▶ **Actions to take**:
(a) In the essay "What Branches Are You Growing?", how many of the writer's colleagues have moved during the pandemic?
(b) Continue the essay "What Branches Are You Growing?" from its final sentence.

▶ **Reading passage**:
········
What Branches Are You Growing?
It’s been said numerous times that the pandemic has changed us.
It’s changed the way we interact, the way we operate, the way we think about the future, and there’s no debate that it changed the way we work.
A year ago, zoom fatigue was simply not a thing. The way that you now approach your day, your work and your team would have been unimaginable just twelve months ago.
I’ve also observed some pretty dramatic personal shifts happening.
I have nine colleagues who have moved during the pandemic—downsizing, upgrading or relocating entirely. Others are noticing shifts in terms of their professional focus or their aspirations for the career they are building and the impact they seek to have in the world.
Last January, in the 'Before times', I kicked off an engagement with a client. A high-performer, her world was an intricate web of tending to an ambitious career that was heavy on business travel, making time to be with her young family, and nurturing the desire to be grounded and always show up at her best for clients, family and friends.
Time felt like a scarce resource for her.
Although unplanned, the pandemic arrived like a well-trained arborist, clipping away many of these limbs and grounding her firmly in the here and now—the trunk and root system that supported her loftiest ambitions.
This natural opening enabled us to dive into the way she had been approaching and thinking about her time. We identified deeply held beliefs, articulated time principles and created guardrails to guide her as she translated her aspirations into real world changes and results.
Over the course of the pandemic, my client made some shifts.
········
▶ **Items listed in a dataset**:

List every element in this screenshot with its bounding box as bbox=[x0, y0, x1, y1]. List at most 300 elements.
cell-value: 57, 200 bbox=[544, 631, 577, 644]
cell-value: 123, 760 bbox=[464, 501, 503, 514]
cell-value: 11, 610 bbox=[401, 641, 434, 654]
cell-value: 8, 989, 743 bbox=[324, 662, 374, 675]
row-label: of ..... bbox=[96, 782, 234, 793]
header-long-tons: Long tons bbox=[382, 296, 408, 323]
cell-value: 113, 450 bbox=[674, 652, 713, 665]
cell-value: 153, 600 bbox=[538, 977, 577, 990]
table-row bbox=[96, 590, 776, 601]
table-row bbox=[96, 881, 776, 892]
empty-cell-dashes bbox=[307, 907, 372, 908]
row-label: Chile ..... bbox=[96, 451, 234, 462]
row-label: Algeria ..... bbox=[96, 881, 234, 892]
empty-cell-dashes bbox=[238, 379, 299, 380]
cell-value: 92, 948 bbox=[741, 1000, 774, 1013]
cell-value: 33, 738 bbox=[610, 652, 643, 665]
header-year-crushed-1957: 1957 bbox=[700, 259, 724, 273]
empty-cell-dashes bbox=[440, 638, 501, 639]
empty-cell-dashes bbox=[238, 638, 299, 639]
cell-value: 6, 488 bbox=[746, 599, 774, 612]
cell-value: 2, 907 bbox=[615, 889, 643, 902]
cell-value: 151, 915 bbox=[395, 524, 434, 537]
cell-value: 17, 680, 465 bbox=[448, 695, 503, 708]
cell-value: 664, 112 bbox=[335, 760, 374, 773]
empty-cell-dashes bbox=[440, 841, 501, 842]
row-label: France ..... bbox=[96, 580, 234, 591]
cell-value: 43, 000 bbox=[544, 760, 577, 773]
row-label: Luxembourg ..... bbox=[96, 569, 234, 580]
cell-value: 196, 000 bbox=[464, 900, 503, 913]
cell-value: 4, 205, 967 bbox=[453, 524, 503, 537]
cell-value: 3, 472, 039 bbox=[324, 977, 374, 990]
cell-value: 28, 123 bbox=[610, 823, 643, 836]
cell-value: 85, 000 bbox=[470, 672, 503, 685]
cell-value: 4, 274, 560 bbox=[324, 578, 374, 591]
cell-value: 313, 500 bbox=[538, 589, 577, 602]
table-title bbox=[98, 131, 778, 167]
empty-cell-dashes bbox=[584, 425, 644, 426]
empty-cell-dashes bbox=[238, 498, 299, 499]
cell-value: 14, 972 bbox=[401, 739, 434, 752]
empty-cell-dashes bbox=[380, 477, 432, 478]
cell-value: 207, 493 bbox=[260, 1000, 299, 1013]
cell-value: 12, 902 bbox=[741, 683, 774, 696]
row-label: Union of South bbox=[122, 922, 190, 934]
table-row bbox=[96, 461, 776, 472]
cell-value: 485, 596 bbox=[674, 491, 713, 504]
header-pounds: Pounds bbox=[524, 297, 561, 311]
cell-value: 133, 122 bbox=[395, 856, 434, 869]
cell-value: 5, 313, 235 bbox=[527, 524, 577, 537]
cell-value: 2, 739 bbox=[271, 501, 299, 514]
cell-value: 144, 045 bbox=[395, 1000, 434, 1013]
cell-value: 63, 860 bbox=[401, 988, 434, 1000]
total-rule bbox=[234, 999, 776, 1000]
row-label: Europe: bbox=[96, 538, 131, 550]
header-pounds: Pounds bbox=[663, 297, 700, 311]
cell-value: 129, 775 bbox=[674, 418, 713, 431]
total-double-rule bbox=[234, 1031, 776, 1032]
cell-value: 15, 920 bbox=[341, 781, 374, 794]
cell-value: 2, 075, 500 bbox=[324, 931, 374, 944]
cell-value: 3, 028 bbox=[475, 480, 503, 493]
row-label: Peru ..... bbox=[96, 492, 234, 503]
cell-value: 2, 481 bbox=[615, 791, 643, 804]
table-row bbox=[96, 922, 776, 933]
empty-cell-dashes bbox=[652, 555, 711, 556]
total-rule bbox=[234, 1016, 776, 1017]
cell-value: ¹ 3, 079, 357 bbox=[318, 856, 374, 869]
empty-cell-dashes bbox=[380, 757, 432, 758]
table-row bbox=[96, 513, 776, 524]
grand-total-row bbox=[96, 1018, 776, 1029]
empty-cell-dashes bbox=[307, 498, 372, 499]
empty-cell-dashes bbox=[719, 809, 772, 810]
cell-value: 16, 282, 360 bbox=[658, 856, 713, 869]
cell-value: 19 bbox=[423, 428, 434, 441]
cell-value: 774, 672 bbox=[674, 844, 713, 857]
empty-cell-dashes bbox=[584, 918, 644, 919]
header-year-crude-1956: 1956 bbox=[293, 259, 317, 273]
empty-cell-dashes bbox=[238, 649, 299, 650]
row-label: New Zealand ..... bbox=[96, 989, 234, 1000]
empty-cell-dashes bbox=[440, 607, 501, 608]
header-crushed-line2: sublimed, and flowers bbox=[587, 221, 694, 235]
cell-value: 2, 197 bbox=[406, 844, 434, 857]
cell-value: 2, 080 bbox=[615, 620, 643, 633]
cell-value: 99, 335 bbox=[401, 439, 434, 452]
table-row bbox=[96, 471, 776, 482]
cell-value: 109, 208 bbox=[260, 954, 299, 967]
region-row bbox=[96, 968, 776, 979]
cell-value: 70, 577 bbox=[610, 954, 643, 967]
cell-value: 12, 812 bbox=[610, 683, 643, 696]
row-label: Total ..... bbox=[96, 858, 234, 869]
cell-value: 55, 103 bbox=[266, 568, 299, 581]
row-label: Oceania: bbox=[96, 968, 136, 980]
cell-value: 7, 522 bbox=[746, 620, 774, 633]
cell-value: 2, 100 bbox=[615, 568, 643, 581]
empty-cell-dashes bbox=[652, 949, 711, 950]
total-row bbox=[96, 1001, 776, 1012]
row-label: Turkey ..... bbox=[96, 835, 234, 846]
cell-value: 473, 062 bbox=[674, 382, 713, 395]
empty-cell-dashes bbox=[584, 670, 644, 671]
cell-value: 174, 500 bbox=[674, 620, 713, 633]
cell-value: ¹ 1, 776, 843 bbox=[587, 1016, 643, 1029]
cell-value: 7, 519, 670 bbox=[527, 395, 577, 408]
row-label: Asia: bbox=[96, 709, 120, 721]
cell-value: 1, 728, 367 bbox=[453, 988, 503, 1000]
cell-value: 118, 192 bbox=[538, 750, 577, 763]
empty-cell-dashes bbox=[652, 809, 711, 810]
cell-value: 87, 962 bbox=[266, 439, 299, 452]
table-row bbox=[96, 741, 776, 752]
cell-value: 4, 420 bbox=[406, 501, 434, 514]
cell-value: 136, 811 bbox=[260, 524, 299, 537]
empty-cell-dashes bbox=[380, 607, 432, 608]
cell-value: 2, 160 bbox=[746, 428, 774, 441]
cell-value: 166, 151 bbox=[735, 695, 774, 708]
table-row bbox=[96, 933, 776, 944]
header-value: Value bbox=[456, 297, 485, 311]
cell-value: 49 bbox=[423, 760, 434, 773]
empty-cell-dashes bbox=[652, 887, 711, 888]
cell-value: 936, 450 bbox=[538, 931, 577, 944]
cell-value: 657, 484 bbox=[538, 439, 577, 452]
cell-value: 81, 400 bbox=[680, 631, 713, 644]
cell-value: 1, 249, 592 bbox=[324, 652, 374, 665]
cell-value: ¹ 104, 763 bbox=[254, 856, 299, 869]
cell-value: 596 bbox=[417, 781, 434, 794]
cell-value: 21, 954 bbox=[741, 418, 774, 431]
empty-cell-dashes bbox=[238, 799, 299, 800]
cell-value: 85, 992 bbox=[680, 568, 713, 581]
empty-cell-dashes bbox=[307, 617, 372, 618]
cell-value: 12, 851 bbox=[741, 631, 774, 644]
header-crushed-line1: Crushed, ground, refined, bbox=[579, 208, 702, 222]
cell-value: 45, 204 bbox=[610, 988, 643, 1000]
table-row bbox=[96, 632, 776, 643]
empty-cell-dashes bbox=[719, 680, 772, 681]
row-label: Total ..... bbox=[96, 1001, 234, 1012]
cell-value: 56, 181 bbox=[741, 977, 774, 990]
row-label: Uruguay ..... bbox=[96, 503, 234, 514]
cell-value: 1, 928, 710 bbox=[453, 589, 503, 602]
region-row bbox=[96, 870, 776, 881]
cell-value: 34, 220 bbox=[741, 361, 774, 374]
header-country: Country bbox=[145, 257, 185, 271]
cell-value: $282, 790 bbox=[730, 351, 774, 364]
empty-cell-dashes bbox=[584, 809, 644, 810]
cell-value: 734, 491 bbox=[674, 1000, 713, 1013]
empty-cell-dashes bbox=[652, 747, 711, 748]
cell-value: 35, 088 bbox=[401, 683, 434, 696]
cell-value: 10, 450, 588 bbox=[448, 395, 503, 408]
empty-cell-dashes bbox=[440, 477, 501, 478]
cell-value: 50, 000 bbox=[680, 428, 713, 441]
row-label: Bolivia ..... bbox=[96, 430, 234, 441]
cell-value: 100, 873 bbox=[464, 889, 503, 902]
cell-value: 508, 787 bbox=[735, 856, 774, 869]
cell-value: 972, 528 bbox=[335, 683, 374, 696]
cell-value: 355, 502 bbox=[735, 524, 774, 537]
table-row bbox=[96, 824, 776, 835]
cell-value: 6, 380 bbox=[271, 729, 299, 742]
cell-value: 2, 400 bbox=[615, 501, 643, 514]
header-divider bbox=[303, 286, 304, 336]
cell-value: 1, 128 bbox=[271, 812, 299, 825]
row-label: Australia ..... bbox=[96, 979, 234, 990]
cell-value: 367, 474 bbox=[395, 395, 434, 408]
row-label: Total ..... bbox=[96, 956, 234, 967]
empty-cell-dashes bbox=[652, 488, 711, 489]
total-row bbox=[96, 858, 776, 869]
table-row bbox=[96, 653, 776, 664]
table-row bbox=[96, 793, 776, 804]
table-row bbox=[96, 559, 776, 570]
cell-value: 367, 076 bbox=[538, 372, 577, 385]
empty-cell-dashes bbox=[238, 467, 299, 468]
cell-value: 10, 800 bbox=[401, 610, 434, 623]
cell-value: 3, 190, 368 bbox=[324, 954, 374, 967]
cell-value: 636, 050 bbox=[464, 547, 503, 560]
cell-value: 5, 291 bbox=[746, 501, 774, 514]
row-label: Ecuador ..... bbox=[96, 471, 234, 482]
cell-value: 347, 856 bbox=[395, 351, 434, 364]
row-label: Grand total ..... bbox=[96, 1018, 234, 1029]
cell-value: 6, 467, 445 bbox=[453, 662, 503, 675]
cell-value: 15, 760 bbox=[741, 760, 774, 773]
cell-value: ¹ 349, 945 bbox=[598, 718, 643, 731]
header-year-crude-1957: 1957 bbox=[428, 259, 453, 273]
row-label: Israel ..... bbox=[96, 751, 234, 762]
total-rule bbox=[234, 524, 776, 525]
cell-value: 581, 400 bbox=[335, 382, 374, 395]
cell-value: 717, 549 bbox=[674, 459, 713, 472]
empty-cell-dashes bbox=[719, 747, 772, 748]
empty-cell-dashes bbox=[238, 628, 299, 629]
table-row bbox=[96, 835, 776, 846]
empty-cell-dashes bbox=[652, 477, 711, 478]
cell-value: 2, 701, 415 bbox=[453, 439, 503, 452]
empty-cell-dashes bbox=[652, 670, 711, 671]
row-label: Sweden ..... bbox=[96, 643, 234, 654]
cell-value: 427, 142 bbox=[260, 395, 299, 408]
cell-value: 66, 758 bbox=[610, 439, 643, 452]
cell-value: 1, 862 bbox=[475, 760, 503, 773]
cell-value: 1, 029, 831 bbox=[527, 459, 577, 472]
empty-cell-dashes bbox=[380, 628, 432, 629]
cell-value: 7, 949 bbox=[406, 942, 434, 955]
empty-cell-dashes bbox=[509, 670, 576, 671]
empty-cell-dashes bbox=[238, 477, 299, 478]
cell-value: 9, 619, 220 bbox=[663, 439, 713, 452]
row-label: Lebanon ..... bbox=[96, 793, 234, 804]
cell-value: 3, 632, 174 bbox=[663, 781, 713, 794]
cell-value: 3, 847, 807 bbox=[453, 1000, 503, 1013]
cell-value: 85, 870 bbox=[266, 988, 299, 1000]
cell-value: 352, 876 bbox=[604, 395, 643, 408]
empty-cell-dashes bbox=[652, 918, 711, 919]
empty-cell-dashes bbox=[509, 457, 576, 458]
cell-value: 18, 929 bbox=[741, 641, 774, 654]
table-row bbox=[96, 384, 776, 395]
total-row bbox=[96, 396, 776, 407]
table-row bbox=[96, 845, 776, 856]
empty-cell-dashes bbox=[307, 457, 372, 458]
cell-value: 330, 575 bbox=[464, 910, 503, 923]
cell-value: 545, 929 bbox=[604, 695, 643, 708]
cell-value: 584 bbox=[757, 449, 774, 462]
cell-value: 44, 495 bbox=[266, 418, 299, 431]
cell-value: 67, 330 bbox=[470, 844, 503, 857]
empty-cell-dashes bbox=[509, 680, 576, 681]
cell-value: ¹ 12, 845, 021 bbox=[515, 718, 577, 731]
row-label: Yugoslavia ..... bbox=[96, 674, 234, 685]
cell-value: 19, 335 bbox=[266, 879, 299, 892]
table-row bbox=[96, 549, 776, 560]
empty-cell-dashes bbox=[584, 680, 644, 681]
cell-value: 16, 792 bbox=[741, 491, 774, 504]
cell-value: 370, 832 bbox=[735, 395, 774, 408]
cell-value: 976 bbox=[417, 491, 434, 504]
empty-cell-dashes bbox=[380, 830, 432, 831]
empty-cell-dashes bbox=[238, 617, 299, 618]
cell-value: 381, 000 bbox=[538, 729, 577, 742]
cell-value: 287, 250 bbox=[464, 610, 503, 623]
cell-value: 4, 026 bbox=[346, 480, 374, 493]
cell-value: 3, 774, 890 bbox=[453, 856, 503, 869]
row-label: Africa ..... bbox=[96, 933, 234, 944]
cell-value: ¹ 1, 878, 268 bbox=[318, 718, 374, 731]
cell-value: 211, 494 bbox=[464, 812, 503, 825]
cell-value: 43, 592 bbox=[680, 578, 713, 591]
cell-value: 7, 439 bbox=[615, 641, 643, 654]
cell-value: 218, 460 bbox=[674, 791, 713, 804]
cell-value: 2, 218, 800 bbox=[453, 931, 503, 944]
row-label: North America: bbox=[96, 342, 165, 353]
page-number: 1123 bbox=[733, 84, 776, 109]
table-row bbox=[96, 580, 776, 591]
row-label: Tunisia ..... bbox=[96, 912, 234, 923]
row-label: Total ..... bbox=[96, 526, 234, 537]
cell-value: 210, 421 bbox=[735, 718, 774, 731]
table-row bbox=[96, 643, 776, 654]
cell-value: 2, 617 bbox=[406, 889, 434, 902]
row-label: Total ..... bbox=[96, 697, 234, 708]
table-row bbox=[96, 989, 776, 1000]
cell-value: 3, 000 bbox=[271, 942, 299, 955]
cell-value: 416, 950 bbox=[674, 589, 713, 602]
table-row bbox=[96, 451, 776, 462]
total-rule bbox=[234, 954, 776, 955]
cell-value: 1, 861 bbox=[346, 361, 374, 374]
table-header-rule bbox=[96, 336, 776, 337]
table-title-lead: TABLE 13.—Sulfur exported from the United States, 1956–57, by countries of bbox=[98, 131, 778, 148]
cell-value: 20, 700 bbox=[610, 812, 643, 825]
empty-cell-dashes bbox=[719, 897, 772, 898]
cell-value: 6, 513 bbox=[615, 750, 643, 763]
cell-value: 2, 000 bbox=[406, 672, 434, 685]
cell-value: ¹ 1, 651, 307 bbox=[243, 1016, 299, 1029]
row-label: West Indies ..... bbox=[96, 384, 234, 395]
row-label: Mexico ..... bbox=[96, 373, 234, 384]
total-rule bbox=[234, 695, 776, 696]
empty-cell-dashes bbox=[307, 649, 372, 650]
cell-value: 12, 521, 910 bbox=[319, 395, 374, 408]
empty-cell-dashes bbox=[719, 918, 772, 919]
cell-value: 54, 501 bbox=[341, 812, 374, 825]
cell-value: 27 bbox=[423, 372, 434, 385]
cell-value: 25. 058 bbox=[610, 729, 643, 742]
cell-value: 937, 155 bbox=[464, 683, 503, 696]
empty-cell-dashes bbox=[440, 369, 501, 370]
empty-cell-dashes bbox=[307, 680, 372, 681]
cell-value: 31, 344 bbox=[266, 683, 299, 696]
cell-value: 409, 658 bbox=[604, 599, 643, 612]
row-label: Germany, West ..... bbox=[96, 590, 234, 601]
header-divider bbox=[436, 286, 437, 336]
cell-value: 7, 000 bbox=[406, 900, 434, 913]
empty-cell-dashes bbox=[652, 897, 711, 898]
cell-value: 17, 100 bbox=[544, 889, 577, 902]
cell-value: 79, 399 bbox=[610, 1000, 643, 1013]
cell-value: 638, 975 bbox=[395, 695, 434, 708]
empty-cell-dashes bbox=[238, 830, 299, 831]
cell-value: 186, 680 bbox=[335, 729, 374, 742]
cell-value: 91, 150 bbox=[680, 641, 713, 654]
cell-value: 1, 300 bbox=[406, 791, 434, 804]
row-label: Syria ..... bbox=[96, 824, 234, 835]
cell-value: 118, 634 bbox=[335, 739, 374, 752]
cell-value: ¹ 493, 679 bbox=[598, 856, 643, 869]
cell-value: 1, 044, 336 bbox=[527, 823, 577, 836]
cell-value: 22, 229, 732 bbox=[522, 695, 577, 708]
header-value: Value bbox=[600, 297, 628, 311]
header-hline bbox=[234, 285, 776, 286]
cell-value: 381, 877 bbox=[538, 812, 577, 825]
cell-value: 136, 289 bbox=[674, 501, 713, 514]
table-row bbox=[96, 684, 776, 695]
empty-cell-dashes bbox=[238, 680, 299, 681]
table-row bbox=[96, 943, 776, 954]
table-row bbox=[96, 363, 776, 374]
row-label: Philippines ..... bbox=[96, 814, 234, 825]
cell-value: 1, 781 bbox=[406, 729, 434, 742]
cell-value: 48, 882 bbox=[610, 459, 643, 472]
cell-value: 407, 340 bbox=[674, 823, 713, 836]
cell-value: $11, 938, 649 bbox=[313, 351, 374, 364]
········
▶ **Expected responses**:
(a) Nine colleagues.

(b)
She decided she wanted to build on her old way of doing things, not “let go” of what came before. She wanted to take the experience and knowledge she’d earned and extend it towards new and exciting places for her work.
In other words, she wanted to strengthen the branches she had grown over the course of her career.
Building from these branches, she wanted to extend into interesting new places and work experiences.
She wanted to move towards work and projects that energize her.
She wanted to ground herself by setting limits around her availability, so that she could show up as both the leader she knew she was capable of being and as the kind of human being she liked to be around.
Often, we find ourselves asking binary questions — what do I want to start and what do I want to stop doing? What is bad and what is good?
For many of us, the lessons and insights we’ve uncovered in this time mean that we don’t want to go backward. Sure, we may crave the normalcy and freedom of 2019, yet many of us deep down don't want to revert to that life entirely.
But what if we opened up our line of questioning, and thought about our work in terms of branches on a tree, so that as we grow in new areas we are still supported by that which came before?